### STATED EXERCISE
Without the images, write out the whole listing exactly.

### RECORDS FOR PROCESSING
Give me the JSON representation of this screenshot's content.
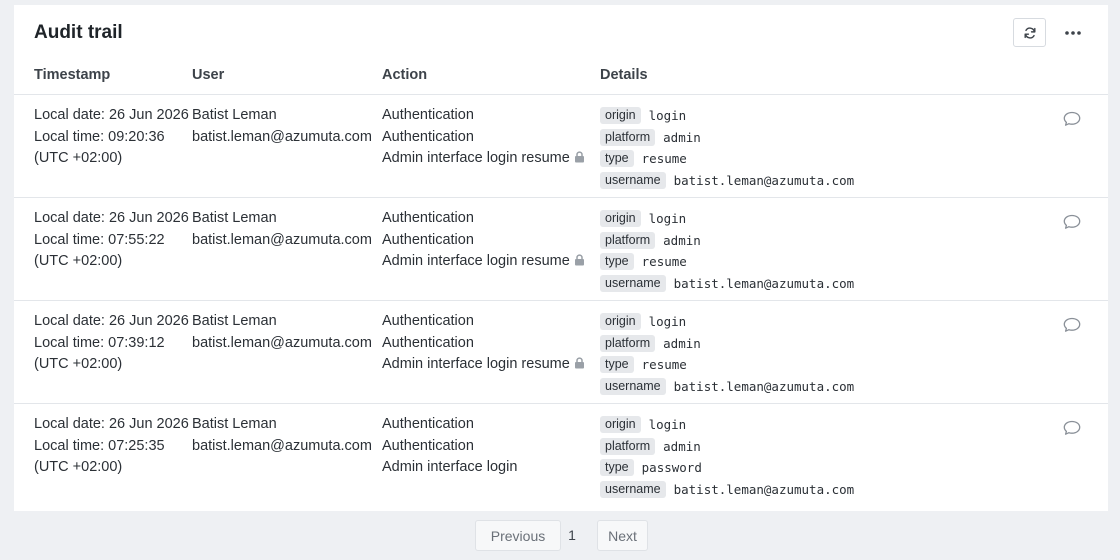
{
  "title": "Audit trail",
  "columns": [
    "Timestamp",
    "User",
    "Action",
    "Details"
  ],
  "rows": [
    {
      "ts": [
        "Local date: 26 Jun 2026",
        "Local time: 09:20:36",
        "(UTC +02:00)"
      ],
      "user": [
        "Batist Leman",
        "batist.leman@azumuta.com"
      ],
      "action": [
        "Authentication",
        "Authentication",
        "Admin interface login resume"
      ],
      "locked": true,
      "details": [
        {
          "key": "origin",
          "value": "login"
        },
        {
          "key": "platform",
          "value": "admin"
        },
        {
          "key": "type",
          "value": "resume"
        },
        {
          "key": "username",
          "value": "batist.leman@azumuta.com"
        }
      ]
    },
    {
      "ts": [
        "Local date: 26 Jun 2026",
        "Local time: 07:55:22",
        "(UTC +02:00)"
      ],
      "user": [
        "Batist Leman",
        "batist.leman@azumuta.com"
      ],
      "action": [
        "Authentication",
        "Authentication",
        "Admin interface login resume"
      ],
      "locked": true,
      "details": [
        {
          "key": "origin",
          "value": "login"
        },
        {
          "key": "platform",
          "value": "admin"
        },
        {
          "key": "type",
          "value": "resume"
        },
        {
          "key": "username",
          "value": "batist.leman@azumuta.com"
        }
      ]
    },
    {
      "ts": [
        "Local date: 26 Jun 2026",
        "Local time: 07:39:12",
        "(UTC +02:00)"
      ],
      "user": [
        "Batist Leman",
        "batist.leman@azumuta.com"
      ],
      "action": [
        "Authentication",
        "Authentication",
        "Admin interface login resume"
      ],
      "locked": true,
      "details": [
        {
          "key": "origin",
          "value": "login"
        },
        {
          "key": "platform",
          "value": "admin"
        },
        {
          "key": "type",
          "value": "resume"
        },
        {
          "key": "username",
          "value": "batist.leman@azumuta.com"
        }
      ]
    },
    {
      "ts": [
        "Local date: 26 Jun 2026",
        "Local time: 07:25:35",
        "(UTC +02:00)"
      ],
      "user": [
        "Batist Leman",
        "batist.leman@azumuta.com"
      ],
      "action": [
        "Authentication",
        "Authentication",
        "Admin interface login"
      ],
      "locked": false,
      "details": [
        {
          "key": "origin",
          "value": "login"
        },
        {
          "key": "platform",
          "value": "admin"
        },
        {
          "key": "type",
          "value": "password"
        },
        {
          "key": "username",
          "value": "batist.leman@azumuta.com"
        }
      ]
    }
  ],
  "pagination": {
    "previous": "Previous",
    "current": "1",
    "next": "Next"
  },
  "icons": {
    "refresh": "refresh-icon",
    "more": "more-horizontal-icon",
    "lock": "lock-icon",
    "comment": "comment-icon"
  }
}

### TASK OUTPUT
Give me the JSON representation of this screenshot's content.
{
  "title": "Audit trail",
  "columns": [
    "Timestamp",
    "User",
    "Action",
    "Details"
  ],
  "rows": [
    {
      "ts": [
        "Local date: 26 Jun 2026",
        "Local time: 09:20:36",
        "(UTC +02:00)"
      ],
      "user": [
        "Batist Leman",
        "batist.leman@azumuta.com"
      ],
      "action": [
        "Authentication",
        "Authentication",
        "Admin interface login resume"
      ],
      "locked": true,
      "details": [
        {
          "key": "origin",
          "value": "login"
        },
        {
          "key": "platform",
          "value": "admin"
        },
        {
          "key": "type",
          "value": "resume"
        },
        {
          "key": "username",
          "value": "batist.leman@azumuta.com"
        }
      ]
    },
    {
      "ts": [
        "Local date: 26 Jun 2026",
        "Local time: 07:55:22",
        "(UTC +02:00)"
      ],
      "user": [
        "Batist Leman",
        "batist.leman@azumuta.com"
      ],
      "action": [
        "Authentication",
        "Authentication",
        "Admin interface login resume"
      ],
      "locked": true,
      "details": [
        {
          "key": "origin",
          "value": "login"
        },
        {
          "key": "platform",
          "value": "admin"
        },
        {
          "key": "type",
          "value": "resume"
        },
        {
          "key": "username",
          "value": "batist.leman@azumuta.com"
        }
      ]
    },
    {
      "ts": [
        "Local date: 26 Jun 2026",
        "Local time: 07:39:12",
        "(UTC +02:00)"
      ],
      "user": [
        "Batist Leman",
        "batist.leman@azumuta.com"
      ],
      "action": [
        "Authentication",
        "Authentication",
        "Admin interface login resume"
      ],
      "locked": true,
      "details": [
        {
          "key": "origin",
          "value": "login"
        },
        {
          "key": "platform",
          "value": "admin"
        },
        {
          "key": "type",
          "value": "resume"
        },
        {
          "key": "username",
          "value": "batist.leman@azumuta.com"
        }
      ]
    },
    {
      "ts": [
        "Local date: 26 Jun 2026",
        "Local time: 07:25:35",
        "(UTC +02:00)"
      ],
      "user": [
        "Batist Leman",
        "batist.leman@azumuta.com"
      ],
      "action": [
        "Authentication",
        "Authentication",
        "Admin interface login"
      ],
      "locked": false,
      "details": [
        {
          "key": "origin",
          "value": "login"
        },
        {
          "key": "platform",
          "value": "admin"
        },
        {
          "key": "type",
          "value": "password"
        },
        {
          "key": "username",
          "value": "batist.leman@azumuta.com"
        }
      ]
    }
  ],
  "pagination": {
    "previous": "Previous",
    "current": "1",
    "next": "Next"
  },
  "icons": {
    "refresh": "refresh-icon",
    "more": "more-horizontal-icon",
    "lock": "lock-icon",
    "comment": "comment-icon"
  }
}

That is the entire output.